→ **DATA ENTRIES**:
= = = = = = =

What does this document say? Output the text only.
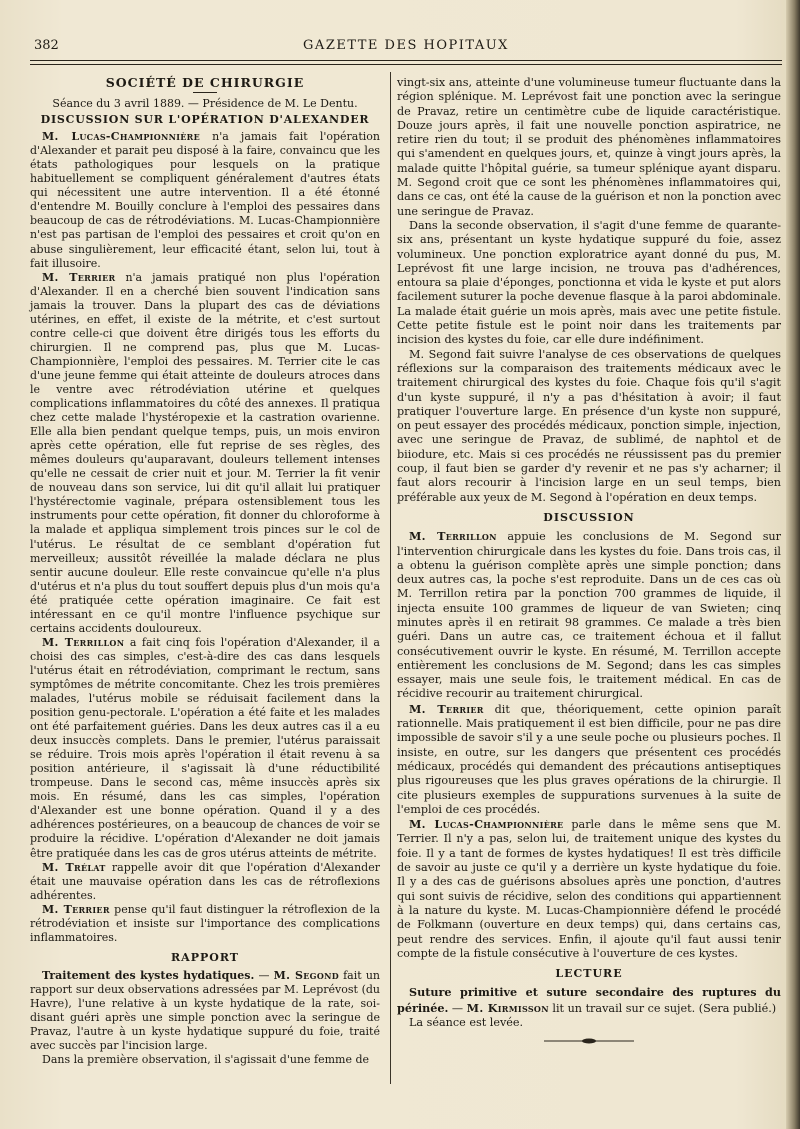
382	GAZETTE DES HOPITAUX
SOCIÉTÉ DE CHIRURGIE

Séance du 3 avril 1889. — Présidence de M. Le Dentu.

DISCUSSION SUR L'OPÉRATION D'ALEXANDER

M. Lucas-Championnière n'a jamais fait l'opération d'Alexander et parait peu disposé à la faire, convaincu que les états pathologiques pour lesquels on la pratique habituellement se compliquent généralement d'autres états qui nécessitent une autre intervention. Il a été étonné d'entendre M. Bouilly conclure à l'emploi des pessaires dans beaucoup de cas de rétrodéviations. M. Lucas-Championnière n'est pas partisan de l'emploi des pessaires et croit qu'on en abuse singulièrement, leur efficacité étant, selon lui, tout à fait illusoire.

M. Terrier n'a jamais pratiqué non plus l'opération d'Alexander. Il en a cherché bien souvent l'indication sans jamais la trouver. Dans la plupart des cas de déviations utérines, en effet, il existe de la métrite, et c'est surtout contre celle-ci que doivent être dirigés tous les efforts du chirurgien. Il ne comprend pas, plus que M. Lucas-Championnière, l'emploi des pessaires. M. Terrier cite le cas d'une jeune femme qui était atteinte de douleurs atroces dans le ventre avec rétrodéviation utérine et quelques complications inflammatoires du côté des annexes. Il pratiqua chez cette malade l'hystéropexie et la castration ovarienne. Elle alla bien pendant quelque temps, puis, un mois environ après cette opération, elle fut reprise de ses règles, des mêmes douleurs qu'auparavant, douleurs tellement intenses qu'elle ne cessait de crier nuit et jour. M. Terrier la fit venir de nouveau dans son service, lui dit qu'il allait lui pratiquer l'hystérectomie vaginale, prépara ostensiblement tous les instruments pour cette opération, fit donner du chloroforme à la malade et appliqua simplement trois pinces sur le col de l'utérus. Le résultat de ce semblant d'opération fut merveilleux; aussitôt réveillée la malade déclara ne plus sentir aucune douleur. Elle reste convaincue qu'elle n'a plus d'utérus et n'a plus du tout souffert depuis plus d'un mois qu'a été pratiquée cette opération imaginaire. Ce fait est intéressant en ce qu'il montre l'influence psychique sur certains accidents douloureux.

M. Terrillon a fait cinq fois l'opération d'Alexander, il a choisi des cas simples, c'est-à-dire des cas dans lesquels l'utérus était en rétrodéviation, comprimant le rectum, sans symptômes de métrite concomitante. Chez les trois premières malades, l'utérus mobile se réduisait facilement dans la position genu-pectorale. L'opération a été faite et les malades ont été parfaitement guéries. Dans les deux autres cas il a eu deux insuccès complets. Dans le premier, l'utérus paraissait se réduire. Trois mois après l'opération il était revenu à sa position antérieure, il s'agissait là d'une réductibilité trompeuse. Dans le second cas, même insuccès après six mois. En résumé, dans les cas simples, l'opération d'Alexander est une bonne opération. Quand il y a des adhérences postérieures, on a beaucoup de chances de voir se produire la récidive. L'opération d'Alexander ne doit jamais être pratiquée dans les cas de gros utérus atteints de métrite.

M. Trélat rappelle avoir dit que l'opération d'Alexander était une mauvaise opération dans les cas de rétroflexions adhérentes.

M. Terrier pense qu'il faut distinguer la rétroflexion de la rétrodéviation et insiste sur l'importance des complications inflammatoires.

RAPPORT

Traitement des kystes hydatiques. — M. Segond fait un rapport sur deux observations adressées par M. Leprévost (du Havre), l'une relative à un kyste hydatique de la rate, soi-disant guéri après une simple ponction avec la seringue de Pravaz, l'autre à un kyste hydatique suppuré du foie, traité avec succès par l'incision large.

Dans la première observation, il s'agissait d'une femme de

vingt-six ans, atteinte d'une volumineuse tumeur fluctuante dans la région splénique. M. Leprévost fait une ponction avec la seringue de Pravaz, retire un centimètre cube de liquide caractéristique. Douze jours après, il fait une nouvelle ponction aspiratrice, ne retire rien du tout; il se produit des phénomènes inflammatoires qui s'amendent en quelques jours, et, quinze à vingt jours après, la malade quitte l'hôpital guérie, sa tumeur splénique ayant disparu. M. Segond croit que ce sont les phénomènes inflammatoires qui, dans ce cas, ont été la cause de la guérison et non la ponction avec une seringue de Pravaz.

Dans la seconde observation, il s'agit d'une femme de quarante-six ans, présentant un kyste hydatique suppuré du foie, assez volumineux. Une ponction exploratrice ayant donné du pus, M. Leprévost fit une large incision, ne trouva pas d'adhérences, entoura sa plaie d'éponges, ponctionna et vida le kyste et put alors facilement suturer la poche devenue flasque à la paroi abdominale. La malade était guérie un mois après, mais avec une petite fistule. Cette petite fistule est le point noir dans les traitements par incision des kystes du foie, car elle dure indéfiniment.

M. Segond fait suivre l'analyse de ces observations de quelques réflexions sur la comparaison des traitements médicaux avec le traitement chirurgical des kystes du foie. Chaque fois qu'il s'agit d'un kyste suppuré, il n'y a pas d'hésitation à avoir; il faut pratiquer l'ouverture large. En présence d'un kyste non suppuré, on peut essayer des procédés médicaux, ponction simple, injection, avec une seringue de Pravaz, de sublimé, de naphtol et de biiodure, etc. Mais si ces procédés ne réussissent pas du premier coup, il faut bien se garder d'y revenir et ne pas s'y acharner; il faut alors recourir à l'incision large en un seul temps, bien préférable aux yeux de M. Segond à l'opération en deux temps.

DISCUSSION

M. Terrillon appuie les conclusions de M. Segond sur l'intervention chirurgicale dans les kystes du foie. Dans trois cas, il a obtenu la guérison complète après une simple ponction; dans deux autres cas, la poche s'est reproduite. Dans un de ces cas où M. Terrillon retira par la ponction 700 grammes de liquide, il injecta ensuite 100 grammes de liqueur de van Swieten; cinq minutes après il en retirait 98 grammes. Ce malade a très bien guéri. Dans un autre cas, ce traitement échoua et il fallut consécutivement ouvrir le kyste. En résumé, M. Terrillon accepte entièrement les conclusions de M. Segond; dans les cas simples essayer, mais une seule fois, le traitement médical. En cas de récidive recourir au traitement chirurgical.

M. Terrier dit que, théoriquement, cette opinion paraît rationnelle. Mais pratiquement il est bien difficile, pour ne pas dire impossible de savoir s'il y a une seule poche ou plusieurs poches. Il insiste, en outre, sur les dangers que présentent ces procédés médicaux, procédés qui demandent des précautions antiseptiques plus rigoureuses que les plus graves opérations de la chirurgie. Il cite plusieurs exemples de suppurations survenues à la suite de l'emploi de ces procédés.

M. Lucas-Championnière parle dans le même sens que M. Terrier. Il n'y a pas, selon lui, de traitement unique des kystes du foie. Il y a tant de formes de kystes hydatiques! Il est très difficile de savoir au juste ce qu'il y a derrière un kyste hydatique du foie. Il y a des cas de guérisons absolues après une ponction, d'autres qui sont suivis de récidive, selon des conditions qui appartiennent à la nature du kyste. M. Lucas-Championnière défend le procédé de Folkmann (ouverture en deux temps) qui, dans certains cas, peut rendre des services. Enfin, il ajoute qu'il faut aussi tenir compte de la fistule consécutive à l'ouverture de ces kystes.

LECTURE

Suture primitive et suture secondaire des ruptures du périnée. — M. Kirmisson lit un travail sur ce sujet. (Sera publié.)

La séance est levée.
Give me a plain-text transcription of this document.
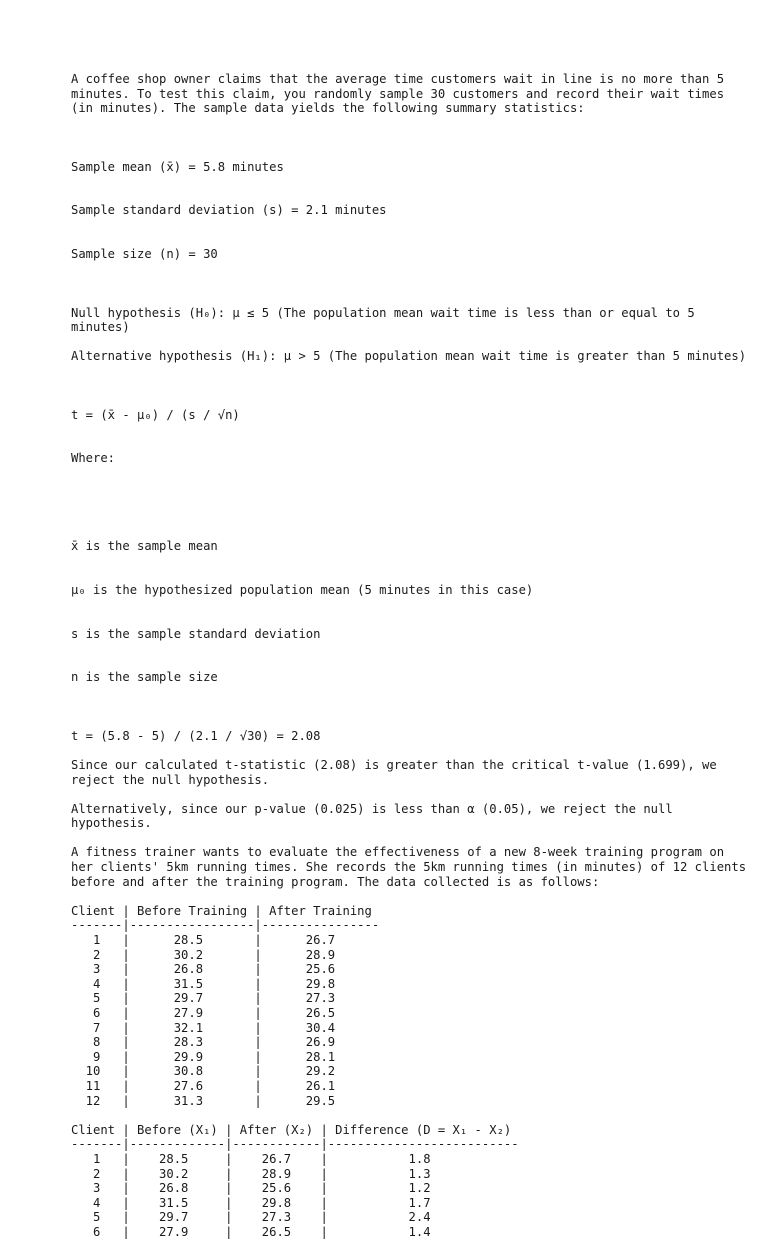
A coffee shop owner claims that the average time customers wait in line is no more than 5 minutes. To test this claim, you randomly sample 30 customers and record their wait times (in minutes). The sample data yields the following summary statistics:

Sample mean (x̄) = 5.8 minutes

Sample standard deviation (s) = 2.1 minutes

Sample size (n) = 30

Null hypothesis (H₀): μ ≤ 5 (The population mean wait time is less than or equal to 5 minutes)

Alternative hypothesis (H₁): μ > 5 (The population mean wait time is greater than 5 minutes)

t = (x̄ - μ₀) / (s / √n)

Where:

x̄ is the sample mean

μ₀ is the hypothesized population mean (5 minutes in this case)

s is the sample standard deviation

n is the sample size

t = (5.8 - 5) / (2.1 / √30) = 2.08

Since our calculated t-statistic (2.08) is greater than the critical t-value (1.699), we reject the null hypothesis.

Alternatively, since our p-value (0.025) is less than α (0.05), we reject the null hypothesis.

A fitness trainer wants to evaluate the effectiveness of a new 8-week training program on her clients' 5km running times. She records the 5km running times (in minutes) of 12 clients before and after the training program. The data collected is as follows:

Client | Before Training | After Training
-------|-----------------|----------------
1   |      28.5       |      26.7
2   |      30.2       |      28.9
3   |      26.8       |      25.6
4   |      31.5       |      29.8
5   |      29.7       |      27.3
6   |      27.9       |      26.5
7   |      32.1       |      30.4
8   |      28.3       |      26.9
9   |      29.9       |      28.1
10   |      30.8       |      29.2
11   |      27.6       |      26.1
12   |      31.3       |      29.5
Client | Before (X₁) | After (X₂) | Difference (D = X₁ - X₂)
-------|-------------|------------|--------------------------
1   |    28.5     |    26.7    |           1.8
2   |    30.2     |    28.9    |           1.3
3   |    26.8     |    25.6    |           1.2
4   |    31.5     |    29.8    |           1.7
5   |    29.7     |    27.3    |           2.4
6   |    27.9     |    26.5    |           1.4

= = = = = = =

→ **EXERCISE OBJECTIVE**:
Report the count of lines in the entries that contain the string "DISCUSSION", and nothing besides it.

→ **OUTPUT BELOW**:
2